== EXERCISE INPUT

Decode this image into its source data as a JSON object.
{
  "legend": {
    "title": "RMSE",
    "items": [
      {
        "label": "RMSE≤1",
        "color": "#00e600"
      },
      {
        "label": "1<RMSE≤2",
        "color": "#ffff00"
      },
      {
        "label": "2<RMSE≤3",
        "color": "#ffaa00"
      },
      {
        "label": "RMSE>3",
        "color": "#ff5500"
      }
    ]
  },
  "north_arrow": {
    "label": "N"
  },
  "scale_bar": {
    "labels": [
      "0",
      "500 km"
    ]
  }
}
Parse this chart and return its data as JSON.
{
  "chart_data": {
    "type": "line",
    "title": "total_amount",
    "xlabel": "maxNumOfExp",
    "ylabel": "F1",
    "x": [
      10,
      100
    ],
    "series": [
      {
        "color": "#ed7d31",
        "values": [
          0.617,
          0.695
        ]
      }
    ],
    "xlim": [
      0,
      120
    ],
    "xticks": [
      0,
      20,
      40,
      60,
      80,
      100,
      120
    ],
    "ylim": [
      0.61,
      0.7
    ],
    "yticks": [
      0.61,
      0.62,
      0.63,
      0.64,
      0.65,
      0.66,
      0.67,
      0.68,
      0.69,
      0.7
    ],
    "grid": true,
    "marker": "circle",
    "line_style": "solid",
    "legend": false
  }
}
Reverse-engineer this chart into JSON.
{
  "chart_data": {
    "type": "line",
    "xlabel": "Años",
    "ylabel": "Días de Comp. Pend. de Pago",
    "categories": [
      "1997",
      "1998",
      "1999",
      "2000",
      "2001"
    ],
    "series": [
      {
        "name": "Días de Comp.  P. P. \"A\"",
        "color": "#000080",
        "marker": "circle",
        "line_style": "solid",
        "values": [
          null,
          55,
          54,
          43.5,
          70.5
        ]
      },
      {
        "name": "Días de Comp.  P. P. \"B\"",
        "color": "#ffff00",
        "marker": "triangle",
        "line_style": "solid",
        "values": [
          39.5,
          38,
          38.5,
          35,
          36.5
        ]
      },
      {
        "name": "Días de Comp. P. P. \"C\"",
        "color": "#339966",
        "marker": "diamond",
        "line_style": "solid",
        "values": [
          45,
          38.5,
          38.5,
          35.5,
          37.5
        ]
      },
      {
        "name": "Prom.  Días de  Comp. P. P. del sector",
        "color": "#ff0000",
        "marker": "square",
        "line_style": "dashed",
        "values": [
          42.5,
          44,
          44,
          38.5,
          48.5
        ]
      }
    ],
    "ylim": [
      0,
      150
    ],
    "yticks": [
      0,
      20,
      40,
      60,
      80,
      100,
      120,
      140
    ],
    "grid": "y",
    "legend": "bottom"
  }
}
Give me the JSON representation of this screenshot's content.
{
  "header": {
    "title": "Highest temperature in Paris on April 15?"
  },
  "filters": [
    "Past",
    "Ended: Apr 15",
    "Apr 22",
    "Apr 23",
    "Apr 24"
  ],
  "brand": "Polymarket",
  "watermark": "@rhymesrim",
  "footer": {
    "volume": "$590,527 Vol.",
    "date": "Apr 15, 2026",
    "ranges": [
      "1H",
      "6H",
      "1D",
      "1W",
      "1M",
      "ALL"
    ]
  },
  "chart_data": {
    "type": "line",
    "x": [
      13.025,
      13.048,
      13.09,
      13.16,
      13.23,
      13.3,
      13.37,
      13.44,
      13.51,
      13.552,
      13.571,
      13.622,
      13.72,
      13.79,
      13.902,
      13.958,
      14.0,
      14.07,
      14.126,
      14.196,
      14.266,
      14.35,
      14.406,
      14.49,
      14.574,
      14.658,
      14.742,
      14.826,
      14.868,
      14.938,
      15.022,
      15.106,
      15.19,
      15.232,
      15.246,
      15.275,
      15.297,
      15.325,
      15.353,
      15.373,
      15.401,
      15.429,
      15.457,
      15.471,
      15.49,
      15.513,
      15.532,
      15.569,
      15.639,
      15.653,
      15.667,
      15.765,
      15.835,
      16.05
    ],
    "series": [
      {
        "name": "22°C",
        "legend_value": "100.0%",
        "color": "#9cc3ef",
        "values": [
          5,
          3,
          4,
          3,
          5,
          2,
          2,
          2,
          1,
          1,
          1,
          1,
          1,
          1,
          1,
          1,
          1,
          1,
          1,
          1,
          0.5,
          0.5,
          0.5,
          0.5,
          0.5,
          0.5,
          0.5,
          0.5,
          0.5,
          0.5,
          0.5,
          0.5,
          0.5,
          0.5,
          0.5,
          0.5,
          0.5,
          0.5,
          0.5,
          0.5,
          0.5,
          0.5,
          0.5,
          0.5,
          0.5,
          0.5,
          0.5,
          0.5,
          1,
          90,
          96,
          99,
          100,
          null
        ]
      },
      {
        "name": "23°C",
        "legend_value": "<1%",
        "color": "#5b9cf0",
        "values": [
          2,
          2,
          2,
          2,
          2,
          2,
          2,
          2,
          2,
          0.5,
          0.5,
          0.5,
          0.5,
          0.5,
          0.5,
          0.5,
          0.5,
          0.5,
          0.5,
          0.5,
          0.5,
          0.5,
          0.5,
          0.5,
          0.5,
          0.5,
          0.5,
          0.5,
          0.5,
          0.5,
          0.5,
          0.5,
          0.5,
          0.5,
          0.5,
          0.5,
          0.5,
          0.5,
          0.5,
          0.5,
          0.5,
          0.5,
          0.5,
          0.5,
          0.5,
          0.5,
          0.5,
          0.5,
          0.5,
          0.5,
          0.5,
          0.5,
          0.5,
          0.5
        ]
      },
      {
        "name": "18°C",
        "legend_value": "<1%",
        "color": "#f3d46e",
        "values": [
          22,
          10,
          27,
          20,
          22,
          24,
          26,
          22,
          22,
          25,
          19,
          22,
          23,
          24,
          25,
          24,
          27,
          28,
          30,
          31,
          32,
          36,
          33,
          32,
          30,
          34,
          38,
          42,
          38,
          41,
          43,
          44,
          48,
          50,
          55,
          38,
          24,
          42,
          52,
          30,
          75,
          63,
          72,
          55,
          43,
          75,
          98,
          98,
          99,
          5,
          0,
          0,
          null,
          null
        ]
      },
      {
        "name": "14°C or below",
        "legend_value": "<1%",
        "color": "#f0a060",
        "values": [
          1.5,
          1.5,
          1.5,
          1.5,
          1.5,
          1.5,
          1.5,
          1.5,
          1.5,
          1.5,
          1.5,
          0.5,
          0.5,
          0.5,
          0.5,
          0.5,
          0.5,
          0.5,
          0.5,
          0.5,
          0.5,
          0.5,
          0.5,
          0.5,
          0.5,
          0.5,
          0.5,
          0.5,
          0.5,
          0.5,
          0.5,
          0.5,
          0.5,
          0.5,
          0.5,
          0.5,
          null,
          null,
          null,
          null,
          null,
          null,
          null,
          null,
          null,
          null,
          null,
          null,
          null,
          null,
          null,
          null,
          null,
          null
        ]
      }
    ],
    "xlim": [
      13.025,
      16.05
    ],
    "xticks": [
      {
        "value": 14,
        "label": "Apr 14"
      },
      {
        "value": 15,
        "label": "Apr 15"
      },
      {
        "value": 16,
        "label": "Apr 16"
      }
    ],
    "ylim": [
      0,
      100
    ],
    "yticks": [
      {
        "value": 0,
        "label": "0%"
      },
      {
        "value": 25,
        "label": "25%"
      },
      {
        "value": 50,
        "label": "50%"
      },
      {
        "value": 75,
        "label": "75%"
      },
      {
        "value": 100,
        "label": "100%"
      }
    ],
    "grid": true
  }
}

====

→ WHAT THIS TASK INVOLVES: Scan the material line by line and report each one that contains "JSON".

→ SOLVED EXERCISE:
Decode this image into its source data as a JSON object.
Parse this chart and return its data as JSON.
Reverse-engineer this chart into JSON.
Give me the JSON representation of this screenshot's content.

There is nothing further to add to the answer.